⟨

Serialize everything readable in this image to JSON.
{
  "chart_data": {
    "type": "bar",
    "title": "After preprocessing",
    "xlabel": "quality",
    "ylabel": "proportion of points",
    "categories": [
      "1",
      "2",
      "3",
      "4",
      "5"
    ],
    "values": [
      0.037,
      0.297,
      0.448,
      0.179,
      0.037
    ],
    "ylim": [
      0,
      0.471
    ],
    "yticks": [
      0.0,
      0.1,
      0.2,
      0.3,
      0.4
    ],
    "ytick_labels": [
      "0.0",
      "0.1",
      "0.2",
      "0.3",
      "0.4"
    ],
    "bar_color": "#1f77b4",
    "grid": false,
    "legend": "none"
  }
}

⟩

**What the task asks:**
Give an exact repetition of all the material.

**Output:**
Serialize everything readable in this image to JSON.
{
  "chart_data": {
    "type": "bar",
    "title": "After preprocessing",
    "xlabel": "quality",
    "ylabel": "proportion of points",
    "categories": [
      "1",
      "2",
      "3",
      "4",
      "5"
    ],
    "values": [
      0.037,
      0.297,
      0.448,
      0.179,
      0.037
    ],
    "ylim": [
      0,
      0.471
    ],
    "yticks": [
      0.0,
      0.1,
      0.2,
      0.3,
      0.4
    ],
    "ytick_labels": [
      "0.0",
      "0.1",
      "0.2",
      "0.3",
      "0.4"
    ],
    "bar_color": "#1f77b4",
    "grid": false,
    "legend": "none"
  }
}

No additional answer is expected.